▸ Brief: Count the lines in the records that contain the word "otras". Report only the number.

* * * * * * *

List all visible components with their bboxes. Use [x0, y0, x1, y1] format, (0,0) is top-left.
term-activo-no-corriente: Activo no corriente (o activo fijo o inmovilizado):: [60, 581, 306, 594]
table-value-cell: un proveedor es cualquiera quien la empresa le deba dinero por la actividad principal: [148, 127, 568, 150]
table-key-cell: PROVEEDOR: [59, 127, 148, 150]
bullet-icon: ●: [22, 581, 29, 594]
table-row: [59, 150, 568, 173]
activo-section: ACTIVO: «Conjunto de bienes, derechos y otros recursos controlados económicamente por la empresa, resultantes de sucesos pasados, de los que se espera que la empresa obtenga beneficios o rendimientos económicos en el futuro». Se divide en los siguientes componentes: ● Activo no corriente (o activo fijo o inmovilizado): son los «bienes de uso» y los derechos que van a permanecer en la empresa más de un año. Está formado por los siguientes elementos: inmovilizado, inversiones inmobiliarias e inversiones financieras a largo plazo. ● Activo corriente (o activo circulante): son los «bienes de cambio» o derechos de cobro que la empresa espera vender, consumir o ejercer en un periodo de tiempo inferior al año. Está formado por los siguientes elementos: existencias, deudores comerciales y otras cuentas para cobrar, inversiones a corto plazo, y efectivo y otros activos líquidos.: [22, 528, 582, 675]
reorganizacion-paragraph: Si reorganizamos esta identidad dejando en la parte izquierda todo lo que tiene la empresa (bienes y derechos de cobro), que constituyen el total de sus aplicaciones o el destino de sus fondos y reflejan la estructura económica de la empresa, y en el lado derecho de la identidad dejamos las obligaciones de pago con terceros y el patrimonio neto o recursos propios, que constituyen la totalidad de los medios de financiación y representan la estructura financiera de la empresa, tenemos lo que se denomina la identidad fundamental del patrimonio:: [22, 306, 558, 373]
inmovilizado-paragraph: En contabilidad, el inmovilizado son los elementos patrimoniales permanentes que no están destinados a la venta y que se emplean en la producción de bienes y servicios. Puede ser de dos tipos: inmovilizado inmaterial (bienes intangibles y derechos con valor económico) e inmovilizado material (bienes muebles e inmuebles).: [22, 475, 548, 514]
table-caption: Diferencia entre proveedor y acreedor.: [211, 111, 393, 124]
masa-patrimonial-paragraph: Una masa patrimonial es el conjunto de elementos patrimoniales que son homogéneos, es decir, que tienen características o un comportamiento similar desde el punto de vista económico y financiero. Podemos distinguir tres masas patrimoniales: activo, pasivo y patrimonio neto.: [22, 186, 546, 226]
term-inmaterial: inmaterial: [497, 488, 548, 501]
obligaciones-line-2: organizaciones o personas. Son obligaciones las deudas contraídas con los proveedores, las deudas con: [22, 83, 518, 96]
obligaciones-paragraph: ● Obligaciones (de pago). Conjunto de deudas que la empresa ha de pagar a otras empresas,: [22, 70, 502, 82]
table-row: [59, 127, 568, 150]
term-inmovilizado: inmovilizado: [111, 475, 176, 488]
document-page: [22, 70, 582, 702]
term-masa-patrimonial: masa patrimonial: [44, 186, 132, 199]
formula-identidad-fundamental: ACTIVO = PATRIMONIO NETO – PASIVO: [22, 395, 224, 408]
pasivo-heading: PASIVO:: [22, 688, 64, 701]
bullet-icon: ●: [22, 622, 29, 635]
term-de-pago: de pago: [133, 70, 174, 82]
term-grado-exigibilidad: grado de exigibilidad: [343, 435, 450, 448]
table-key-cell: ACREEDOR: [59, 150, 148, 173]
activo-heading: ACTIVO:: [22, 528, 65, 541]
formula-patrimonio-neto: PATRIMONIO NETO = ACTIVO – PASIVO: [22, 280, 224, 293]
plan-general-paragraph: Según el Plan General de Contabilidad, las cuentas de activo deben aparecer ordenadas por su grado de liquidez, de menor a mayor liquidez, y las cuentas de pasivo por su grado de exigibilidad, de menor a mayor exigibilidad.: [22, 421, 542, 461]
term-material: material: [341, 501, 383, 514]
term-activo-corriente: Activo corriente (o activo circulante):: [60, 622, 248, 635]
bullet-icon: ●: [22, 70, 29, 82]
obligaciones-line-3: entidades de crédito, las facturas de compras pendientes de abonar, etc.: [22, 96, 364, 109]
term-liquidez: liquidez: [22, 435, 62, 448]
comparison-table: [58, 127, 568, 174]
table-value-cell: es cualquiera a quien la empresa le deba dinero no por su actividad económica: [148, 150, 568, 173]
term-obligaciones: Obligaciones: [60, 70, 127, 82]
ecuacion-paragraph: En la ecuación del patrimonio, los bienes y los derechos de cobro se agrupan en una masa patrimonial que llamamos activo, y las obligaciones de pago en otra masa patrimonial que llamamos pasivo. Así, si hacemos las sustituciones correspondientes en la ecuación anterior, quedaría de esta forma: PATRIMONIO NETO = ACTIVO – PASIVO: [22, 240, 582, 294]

* * * * * * *

▸ Exercise result: 2